### Set problem
Reproduce every entry in the listing without alteration.

### Input records
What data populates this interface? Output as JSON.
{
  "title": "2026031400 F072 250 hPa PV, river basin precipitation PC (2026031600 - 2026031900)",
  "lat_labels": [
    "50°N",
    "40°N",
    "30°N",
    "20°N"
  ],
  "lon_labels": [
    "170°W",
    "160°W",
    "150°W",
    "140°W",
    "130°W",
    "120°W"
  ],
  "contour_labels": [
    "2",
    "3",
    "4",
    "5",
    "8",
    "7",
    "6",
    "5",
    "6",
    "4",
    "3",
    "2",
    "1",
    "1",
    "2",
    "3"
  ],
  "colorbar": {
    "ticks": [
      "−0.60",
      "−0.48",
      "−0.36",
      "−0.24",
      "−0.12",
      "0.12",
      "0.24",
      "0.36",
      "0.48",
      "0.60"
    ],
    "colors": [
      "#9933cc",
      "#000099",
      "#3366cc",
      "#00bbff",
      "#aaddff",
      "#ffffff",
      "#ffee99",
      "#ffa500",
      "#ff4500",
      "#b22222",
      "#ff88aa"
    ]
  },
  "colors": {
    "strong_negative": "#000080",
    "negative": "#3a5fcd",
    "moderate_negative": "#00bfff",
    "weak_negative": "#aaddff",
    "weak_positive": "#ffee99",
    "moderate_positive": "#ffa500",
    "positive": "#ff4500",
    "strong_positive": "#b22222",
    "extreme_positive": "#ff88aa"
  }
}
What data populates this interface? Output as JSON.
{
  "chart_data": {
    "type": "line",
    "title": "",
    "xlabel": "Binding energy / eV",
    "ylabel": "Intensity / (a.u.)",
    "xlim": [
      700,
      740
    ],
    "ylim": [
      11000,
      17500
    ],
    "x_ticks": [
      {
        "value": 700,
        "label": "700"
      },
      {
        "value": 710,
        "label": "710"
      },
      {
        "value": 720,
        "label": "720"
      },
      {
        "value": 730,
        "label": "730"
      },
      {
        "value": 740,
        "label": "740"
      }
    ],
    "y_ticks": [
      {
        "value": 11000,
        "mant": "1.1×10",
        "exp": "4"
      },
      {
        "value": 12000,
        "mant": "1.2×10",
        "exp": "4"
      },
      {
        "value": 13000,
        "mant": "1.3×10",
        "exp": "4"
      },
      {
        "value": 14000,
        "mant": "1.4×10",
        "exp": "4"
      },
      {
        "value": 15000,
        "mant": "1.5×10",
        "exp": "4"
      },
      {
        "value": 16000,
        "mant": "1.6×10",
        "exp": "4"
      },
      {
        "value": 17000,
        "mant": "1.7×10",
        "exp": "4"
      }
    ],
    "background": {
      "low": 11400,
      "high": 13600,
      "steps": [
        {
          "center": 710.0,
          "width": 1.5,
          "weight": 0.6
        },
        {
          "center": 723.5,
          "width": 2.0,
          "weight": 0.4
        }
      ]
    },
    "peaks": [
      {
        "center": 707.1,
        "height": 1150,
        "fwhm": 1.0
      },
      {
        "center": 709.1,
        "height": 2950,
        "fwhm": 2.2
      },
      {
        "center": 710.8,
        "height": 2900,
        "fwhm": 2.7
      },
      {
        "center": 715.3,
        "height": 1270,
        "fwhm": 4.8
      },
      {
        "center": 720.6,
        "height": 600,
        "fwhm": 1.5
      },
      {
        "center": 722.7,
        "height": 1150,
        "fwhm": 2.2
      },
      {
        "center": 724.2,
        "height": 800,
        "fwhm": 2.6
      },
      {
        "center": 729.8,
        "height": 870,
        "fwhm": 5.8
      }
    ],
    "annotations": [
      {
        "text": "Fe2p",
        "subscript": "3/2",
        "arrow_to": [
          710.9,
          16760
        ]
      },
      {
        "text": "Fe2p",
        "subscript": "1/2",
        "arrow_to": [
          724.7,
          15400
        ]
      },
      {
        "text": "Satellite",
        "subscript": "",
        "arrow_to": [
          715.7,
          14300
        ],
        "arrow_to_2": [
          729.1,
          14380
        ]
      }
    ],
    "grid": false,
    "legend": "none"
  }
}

### The answer
What data populates this interface? Output as JSON.
{
  "title": "2026031400 F072 250 hPa PV, river basin precipitation PC (2026031600 - 2026031900)",
  "lat_labels": [
    "50°N",
    "40°N",
    "30°N",
    "20°N"
  ],
  "lon_labels": [
    "170°W",
    "160°W",
    "150°W",
    "140°W",
    "130°W",
    "120°W"
  ],
  "contour_labels": [
    "2",
    "3",
    "4",
    "5",
    "8",
    "7",
    "6",
    "5",
    "6",
    "4",
    "3",
    "2",
    "1",
    "1",
    "2",
    "3"
  ],
  "colorbar": {
    "ticks": [
      "−0.60",
      "−0.48",
      "−0.36",
      "−0.24",
      "−0.12",
      "0.12",
      "0.24",
      "0.36",
      "0.48",
      "0.60"
    ],
    "colors": [
      "#9933cc",
      "#000099",
      "#3366cc",
      "#00bbff",
      "#aaddff",
      "#ffffff",
      "#ffee99",
      "#ffa500",
      "#ff4500",
      "#b22222",
      "#ff88aa"
    ]
  },
  "colors": {
    "strong_negative": "#000080",
    "negative": "#3a5fcd",
    "moderate_negative": "#00bfff",
    "weak_negative": "#aaddff",
    "weak_positive": "#ffee99",
    "moderate_positive": "#ffa500",
    "positive": "#ff4500",
    "strong_positive": "#b22222",
    "extreme_positive": "#ff88aa"
  }
}
What data populates this interface? Output as JSON.
{
  "chart_data": {
    "type": "line",
    "title": "",
    "xlabel": "Binding energy / eV",
    "ylabel": "Intensity / (a.u.)",
    "xlim": [
      700,
      740
    ],
    "ylim": [
      11000,
      17500
    ],
    "x_ticks": [
      {
        "value": 700,
        "label": "700"
      },
      {
        "value": 710,
        "label": "710"
      },
      {
        "value": 720,
        "label": "720"
      },
      {
        "value": 730,
        "label": "730"
      },
      {
        "value": 740,
        "label": "740"
      }
    ],
    "y_ticks": [
      {
        "value": 11000,
        "mant": "1.1×10",
        "exp": "4"
      },
      {
        "value": 12000,
        "mant": "1.2×10",
        "exp": "4"
      },
      {
        "value": 13000,
        "mant": "1.3×10",
        "exp": "4"
      },
      {
        "value": 14000,
        "mant": "1.4×10",
        "exp": "4"
      },
      {
        "value": 15000,
        "mant": "1.5×10",
        "exp": "4"
      },
      {
        "value": 16000,
        "mant": "1.6×10",
        "exp": "4"
      },
      {
        "value": 17000,
        "mant": "1.7×10",
        "exp": "4"
      }
    ],
    "background": {
      "low": 11400,
      "high": 13600,
      "steps": [
        {
          "center": 710.0,
          "width": 1.5,
          "weight": 0.6
        },
        {
          "center": 723.5,
          "width": 2.0,
          "weight": 0.4
        }
      ]
    },
    "peaks": [
      {
        "center": 707.1,
        "height": 1150,
        "fwhm": 1.0
      },
      {
        "center": 709.1,
        "height": 2950,
        "fwhm": 2.2
      },
      {
        "center": 710.8,
        "height": 2900,
        "fwhm": 2.7
      },
      {
        "center": 715.3,
        "height": 1270,
        "fwhm": 4.8
      },
      {
        "center": 720.6,
        "height": 600,
        "fwhm": 1.5
      },
      {
        "center": 722.7,
        "height": 1150,
        "fwhm": 2.2
      },
      {
        "center": 724.2,
        "height": 800,
        "fwhm": 2.6
      },
      {
        "center": 729.8,
        "height": 870,
        "fwhm": 5.8
      }
    ],
    "annotations": [
      {
        "text": "Fe2p",
        "subscript": "3/2",
        "arrow_to": [
          710.9,
          16760
        ]
      },
      {
        "text": "Fe2p",
        "subscript": "1/2",
        "arrow_to": [
          724.7,
          15400
        ]
      },
      {
        "text": "Satellite",
        "subscript": "",
        "arrow_to": [
          715.7,
          14300
        ],
        "arrow_to_2": [
          729.1,
          14380
        ]
      }
    ],
    "grid": false,
    "legend": "none"
  }
}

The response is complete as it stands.